* [PROVIDED ENTRIES]
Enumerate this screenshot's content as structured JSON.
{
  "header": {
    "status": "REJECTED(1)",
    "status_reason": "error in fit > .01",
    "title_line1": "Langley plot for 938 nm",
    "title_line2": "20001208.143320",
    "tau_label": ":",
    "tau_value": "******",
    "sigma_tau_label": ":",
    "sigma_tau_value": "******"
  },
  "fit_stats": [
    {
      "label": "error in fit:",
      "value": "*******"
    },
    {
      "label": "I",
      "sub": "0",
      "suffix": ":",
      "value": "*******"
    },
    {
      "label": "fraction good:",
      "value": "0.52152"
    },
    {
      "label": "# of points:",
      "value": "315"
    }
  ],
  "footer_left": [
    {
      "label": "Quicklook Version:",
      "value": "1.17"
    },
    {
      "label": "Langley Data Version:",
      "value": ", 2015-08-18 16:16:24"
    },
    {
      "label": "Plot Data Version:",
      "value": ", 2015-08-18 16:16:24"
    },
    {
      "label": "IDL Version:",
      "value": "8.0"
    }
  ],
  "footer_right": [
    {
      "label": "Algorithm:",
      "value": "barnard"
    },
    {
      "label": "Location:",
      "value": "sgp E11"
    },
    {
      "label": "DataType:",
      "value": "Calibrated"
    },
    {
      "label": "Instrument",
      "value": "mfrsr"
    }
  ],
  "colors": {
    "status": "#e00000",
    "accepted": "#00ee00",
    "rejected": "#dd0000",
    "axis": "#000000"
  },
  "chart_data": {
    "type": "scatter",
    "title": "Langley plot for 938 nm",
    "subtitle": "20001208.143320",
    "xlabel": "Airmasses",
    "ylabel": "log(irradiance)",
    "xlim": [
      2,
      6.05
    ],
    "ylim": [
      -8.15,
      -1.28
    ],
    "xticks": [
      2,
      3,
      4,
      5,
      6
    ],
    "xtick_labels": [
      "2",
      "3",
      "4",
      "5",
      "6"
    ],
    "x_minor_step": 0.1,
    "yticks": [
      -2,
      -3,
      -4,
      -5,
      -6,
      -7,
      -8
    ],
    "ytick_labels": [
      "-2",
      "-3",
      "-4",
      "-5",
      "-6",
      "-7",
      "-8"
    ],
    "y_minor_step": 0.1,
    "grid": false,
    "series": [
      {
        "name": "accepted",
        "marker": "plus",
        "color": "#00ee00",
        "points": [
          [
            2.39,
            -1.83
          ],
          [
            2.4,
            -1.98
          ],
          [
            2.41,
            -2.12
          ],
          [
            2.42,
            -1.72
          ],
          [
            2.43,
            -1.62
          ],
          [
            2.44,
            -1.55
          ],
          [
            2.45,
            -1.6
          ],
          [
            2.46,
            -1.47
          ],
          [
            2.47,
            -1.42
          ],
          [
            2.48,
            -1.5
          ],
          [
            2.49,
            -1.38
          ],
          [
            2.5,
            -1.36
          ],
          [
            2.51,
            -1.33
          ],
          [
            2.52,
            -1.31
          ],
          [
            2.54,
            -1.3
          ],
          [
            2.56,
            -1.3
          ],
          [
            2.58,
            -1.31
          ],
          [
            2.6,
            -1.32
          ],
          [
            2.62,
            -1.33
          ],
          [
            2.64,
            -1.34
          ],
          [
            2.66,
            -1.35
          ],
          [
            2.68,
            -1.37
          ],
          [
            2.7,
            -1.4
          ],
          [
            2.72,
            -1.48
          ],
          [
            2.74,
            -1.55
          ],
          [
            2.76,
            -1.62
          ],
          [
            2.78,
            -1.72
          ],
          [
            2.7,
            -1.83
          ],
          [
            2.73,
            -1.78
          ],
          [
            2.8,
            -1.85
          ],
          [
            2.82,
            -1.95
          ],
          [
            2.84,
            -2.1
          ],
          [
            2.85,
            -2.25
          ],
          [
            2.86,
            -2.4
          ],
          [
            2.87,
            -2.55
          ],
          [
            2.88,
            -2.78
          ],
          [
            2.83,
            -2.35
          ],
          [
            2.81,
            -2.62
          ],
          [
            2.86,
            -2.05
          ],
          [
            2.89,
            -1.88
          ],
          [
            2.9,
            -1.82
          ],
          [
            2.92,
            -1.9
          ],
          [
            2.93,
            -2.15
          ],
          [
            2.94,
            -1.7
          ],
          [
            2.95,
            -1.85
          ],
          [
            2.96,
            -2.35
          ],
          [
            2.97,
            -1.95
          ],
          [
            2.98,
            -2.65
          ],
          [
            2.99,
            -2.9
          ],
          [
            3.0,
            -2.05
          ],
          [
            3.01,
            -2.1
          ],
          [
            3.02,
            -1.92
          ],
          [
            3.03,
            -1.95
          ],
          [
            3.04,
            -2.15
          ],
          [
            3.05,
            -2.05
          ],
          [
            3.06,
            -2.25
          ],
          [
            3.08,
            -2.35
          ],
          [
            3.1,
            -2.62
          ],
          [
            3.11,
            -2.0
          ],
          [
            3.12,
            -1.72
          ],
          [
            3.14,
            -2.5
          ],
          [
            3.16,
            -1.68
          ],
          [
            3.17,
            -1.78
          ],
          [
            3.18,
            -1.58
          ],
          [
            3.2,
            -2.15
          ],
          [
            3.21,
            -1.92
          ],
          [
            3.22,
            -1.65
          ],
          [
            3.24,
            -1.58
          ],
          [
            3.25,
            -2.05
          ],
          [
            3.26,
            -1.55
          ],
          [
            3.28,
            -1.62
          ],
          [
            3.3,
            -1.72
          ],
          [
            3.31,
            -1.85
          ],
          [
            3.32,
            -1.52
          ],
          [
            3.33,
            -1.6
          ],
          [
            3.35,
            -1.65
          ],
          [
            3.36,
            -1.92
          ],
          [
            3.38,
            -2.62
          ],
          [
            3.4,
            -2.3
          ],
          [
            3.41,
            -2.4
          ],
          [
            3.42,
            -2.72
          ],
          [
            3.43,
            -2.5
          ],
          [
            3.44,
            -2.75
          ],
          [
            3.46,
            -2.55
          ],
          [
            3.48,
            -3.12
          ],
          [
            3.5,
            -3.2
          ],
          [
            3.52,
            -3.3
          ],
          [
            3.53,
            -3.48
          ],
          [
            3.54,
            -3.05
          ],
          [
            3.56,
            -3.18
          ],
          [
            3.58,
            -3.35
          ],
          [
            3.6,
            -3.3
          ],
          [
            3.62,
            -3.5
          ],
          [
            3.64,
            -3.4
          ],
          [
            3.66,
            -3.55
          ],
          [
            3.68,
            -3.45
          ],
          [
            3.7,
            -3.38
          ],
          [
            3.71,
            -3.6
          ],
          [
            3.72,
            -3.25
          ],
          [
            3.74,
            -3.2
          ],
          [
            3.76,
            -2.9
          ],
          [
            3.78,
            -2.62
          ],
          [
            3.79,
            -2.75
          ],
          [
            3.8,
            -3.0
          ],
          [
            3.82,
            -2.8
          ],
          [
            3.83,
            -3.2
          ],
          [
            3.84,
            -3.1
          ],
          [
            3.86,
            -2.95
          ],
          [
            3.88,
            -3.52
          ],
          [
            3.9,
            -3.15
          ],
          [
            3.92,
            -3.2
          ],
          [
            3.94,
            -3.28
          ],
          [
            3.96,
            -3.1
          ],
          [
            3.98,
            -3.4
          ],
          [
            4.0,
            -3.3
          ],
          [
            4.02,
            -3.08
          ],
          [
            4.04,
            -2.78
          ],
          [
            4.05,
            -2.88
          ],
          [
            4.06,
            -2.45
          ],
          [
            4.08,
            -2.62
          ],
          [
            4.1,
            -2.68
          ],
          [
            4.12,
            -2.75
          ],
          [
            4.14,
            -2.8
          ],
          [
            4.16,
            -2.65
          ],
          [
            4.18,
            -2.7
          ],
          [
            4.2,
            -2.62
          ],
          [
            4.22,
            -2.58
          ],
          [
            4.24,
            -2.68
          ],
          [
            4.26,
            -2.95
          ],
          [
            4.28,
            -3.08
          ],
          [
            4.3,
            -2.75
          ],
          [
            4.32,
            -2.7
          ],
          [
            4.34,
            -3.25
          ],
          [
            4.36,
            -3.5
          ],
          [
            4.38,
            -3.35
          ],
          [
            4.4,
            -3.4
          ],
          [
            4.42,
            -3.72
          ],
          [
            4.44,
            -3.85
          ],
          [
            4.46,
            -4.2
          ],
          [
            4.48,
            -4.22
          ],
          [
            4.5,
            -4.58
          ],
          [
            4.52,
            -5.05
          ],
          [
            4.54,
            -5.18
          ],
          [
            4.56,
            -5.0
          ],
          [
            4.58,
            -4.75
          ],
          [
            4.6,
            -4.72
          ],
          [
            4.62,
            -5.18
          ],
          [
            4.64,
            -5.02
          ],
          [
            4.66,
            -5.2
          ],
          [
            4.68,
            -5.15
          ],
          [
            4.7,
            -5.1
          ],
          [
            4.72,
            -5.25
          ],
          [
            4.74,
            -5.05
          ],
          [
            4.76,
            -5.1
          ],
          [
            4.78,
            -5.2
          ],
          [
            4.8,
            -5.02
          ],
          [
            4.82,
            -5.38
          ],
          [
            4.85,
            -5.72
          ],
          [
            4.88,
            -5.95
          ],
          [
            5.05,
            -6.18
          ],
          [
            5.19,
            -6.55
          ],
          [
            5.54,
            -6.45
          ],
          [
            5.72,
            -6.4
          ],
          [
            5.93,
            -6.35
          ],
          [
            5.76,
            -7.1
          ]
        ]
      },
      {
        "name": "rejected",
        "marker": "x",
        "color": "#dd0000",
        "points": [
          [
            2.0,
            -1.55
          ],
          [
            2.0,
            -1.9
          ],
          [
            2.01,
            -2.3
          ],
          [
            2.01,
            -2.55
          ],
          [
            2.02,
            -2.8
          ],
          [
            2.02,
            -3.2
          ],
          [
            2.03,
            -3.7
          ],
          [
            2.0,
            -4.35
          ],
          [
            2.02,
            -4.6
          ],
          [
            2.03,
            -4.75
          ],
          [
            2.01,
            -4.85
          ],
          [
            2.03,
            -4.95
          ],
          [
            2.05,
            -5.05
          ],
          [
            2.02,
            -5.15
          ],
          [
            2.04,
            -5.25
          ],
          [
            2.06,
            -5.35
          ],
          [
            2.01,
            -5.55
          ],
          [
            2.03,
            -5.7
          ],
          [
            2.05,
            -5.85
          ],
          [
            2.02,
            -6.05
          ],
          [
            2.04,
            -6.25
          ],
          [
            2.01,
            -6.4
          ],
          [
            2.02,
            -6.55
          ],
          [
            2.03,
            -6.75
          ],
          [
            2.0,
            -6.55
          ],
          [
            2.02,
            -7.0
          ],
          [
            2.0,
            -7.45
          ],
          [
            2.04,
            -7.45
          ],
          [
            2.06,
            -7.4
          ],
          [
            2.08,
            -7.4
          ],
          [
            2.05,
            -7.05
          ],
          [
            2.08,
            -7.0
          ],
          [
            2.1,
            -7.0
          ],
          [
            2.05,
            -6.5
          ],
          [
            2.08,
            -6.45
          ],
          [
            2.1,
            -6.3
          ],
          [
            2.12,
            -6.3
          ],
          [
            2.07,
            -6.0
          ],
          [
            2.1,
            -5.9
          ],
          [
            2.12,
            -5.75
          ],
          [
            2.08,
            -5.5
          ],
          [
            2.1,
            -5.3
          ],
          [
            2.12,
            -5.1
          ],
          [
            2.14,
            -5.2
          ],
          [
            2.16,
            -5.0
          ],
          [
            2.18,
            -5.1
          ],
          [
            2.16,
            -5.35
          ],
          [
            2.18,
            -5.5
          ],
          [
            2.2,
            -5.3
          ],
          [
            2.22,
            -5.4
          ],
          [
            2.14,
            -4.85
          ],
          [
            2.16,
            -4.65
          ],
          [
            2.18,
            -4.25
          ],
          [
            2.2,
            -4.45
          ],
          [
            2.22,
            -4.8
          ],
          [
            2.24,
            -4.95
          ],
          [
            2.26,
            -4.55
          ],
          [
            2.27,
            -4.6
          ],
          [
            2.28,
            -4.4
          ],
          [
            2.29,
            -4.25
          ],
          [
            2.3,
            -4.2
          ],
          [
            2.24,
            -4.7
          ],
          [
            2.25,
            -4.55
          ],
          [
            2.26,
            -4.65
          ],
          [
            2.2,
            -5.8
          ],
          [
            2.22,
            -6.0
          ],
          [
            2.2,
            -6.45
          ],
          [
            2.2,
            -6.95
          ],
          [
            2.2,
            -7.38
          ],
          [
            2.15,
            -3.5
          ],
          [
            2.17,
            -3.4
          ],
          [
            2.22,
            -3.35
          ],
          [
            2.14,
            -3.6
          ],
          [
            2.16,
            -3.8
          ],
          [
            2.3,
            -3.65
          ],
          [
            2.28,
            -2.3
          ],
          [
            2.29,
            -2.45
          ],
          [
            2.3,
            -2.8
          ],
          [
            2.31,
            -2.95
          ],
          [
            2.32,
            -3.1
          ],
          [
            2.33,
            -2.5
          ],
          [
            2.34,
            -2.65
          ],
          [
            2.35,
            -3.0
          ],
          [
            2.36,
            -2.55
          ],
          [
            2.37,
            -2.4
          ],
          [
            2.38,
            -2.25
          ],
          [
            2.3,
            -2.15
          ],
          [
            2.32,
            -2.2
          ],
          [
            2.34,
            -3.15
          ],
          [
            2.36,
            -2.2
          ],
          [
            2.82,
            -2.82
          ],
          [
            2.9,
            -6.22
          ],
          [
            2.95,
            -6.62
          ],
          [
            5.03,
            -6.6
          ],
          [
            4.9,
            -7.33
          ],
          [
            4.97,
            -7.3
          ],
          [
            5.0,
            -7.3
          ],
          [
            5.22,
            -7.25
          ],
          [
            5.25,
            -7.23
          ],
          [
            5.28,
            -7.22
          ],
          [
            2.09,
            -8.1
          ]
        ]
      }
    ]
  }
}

* [TASK]
Take every line containing the word "Version" and copy it.

* [RESPONSE BELOW]
      "label": "Quicklook Version:",
      "label": "Langley Data Version:",
      "label": "Plot Data Version:",
      "label": "IDL Version:",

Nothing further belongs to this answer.